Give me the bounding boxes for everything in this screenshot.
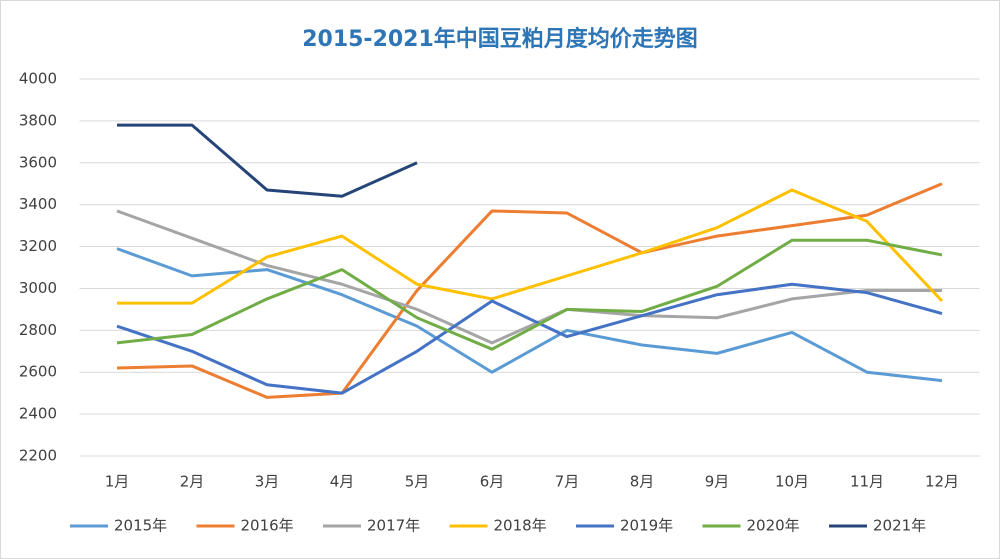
x-tick-label: 2月	[180, 473, 205, 491]
series-line	[117, 188, 944, 305]
x-tick-label: 12月	[925, 473, 959, 491]
x-tick-label: 7月	[555, 473, 580, 491]
legend-label: 2018年	[494, 517, 547, 535]
series-line	[116, 238, 943, 351]
x-tick-label: 6月	[480, 473, 505, 491]
y-tick-label: 2400	[19, 405, 57, 423]
y-tick-label: 2600	[19, 363, 57, 381]
chart-title: 2015-2021年中国豆粕月度均价走势图	[302, 26, 698, 52]
legend-label: 2019年	[620, 517, 673, 535]
y-tick-label: 3200	[19, 237, 57, 255]
y-tick-label: 2800	[19, 321, 57, 339]
legend-label: 2021年	[873, 517, 926, 535]
x-tick-label: 8月	[630, 473, 655, 491]
x-tick-label: 5月	[405, 473, 430, 491]
x-tick-label: 1月	[105, 473, 130, 491]
y-tick-label: 3000	[19, 279, 57, 297]
series-line	[116, 182, 943, 399]
y-tick-label: 3800	[19, 111, 57, 129]
legend-label: 2017年	[367, 517, 420, 535]
series-line	[116, 282, 943, 395]
x-tick-label: 10月	[775, 473, 809, 491]
series-line	[117, 123, 418, 198]
x-tick-label: 3月	[255, 473, 280, 491]
legend-label: 2016年	[241, 517, 294, 535]
y-tick-label: 2200	[19, 447, 57, 465]
series-line	[116, 209, 942, 345]
y-tick-label: 4000	[19, 70, 57, 88]
y-tick-label: 3400	[19, 195, 57, 213]
y-tick-label: 3600	[19, 153, 57, 171]
legend-label: 2015年	[114, 517, 167, 535]
x-tick-label: 11月	[850, 473, 884, 491]
legend-label: 2020年	[747, 517, 800, 535]
x-tick-label: 9月	[705, 473, 730, 491]
series-line	[116, 247, 943, 383]
x-tick-label: 4月	[330, 473, 355, 491]
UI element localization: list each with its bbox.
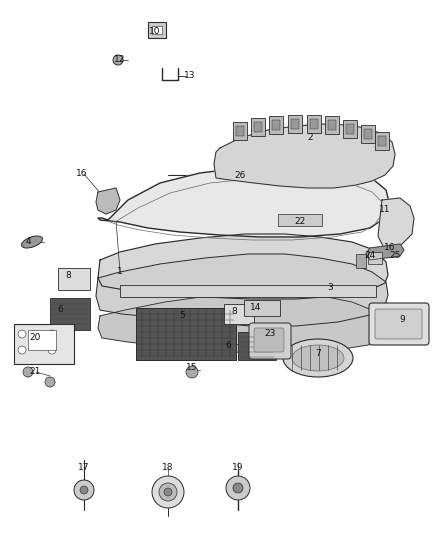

> _The exercise_
Can you copy out, word for word, the lines of the entries from the one containing "473, 205, 491]" through the one containing "237, 57, 255]", both of those included?

> _Exercise result_
x-tick-label: 2月	[180, 473, 205, 491]
series-line	[117, 188, 944, 305]
x-tick-label: 12月	[925, 473, 959, 491]
x-tick-label: 7月	[555, 473, 580, 491]
legend-label: 2018年	[494, 517, 547, 535]
series-line	[116, 238, 943, 351]
x-tick-label: 6月	[480, 473, 505, 491]
y-tick-label: 2400	[19, 405, 57, 423]
y-tick-label: 2600	[19, 363, 57, 381]
chart-title: 2015-2021年中国豆粕月度均价走势图	[302, 26, 698, 52]
legend-label: 2019年	[620, 517, 673, 535]
y-tick-label: 3200	[19, 237, 57, 255]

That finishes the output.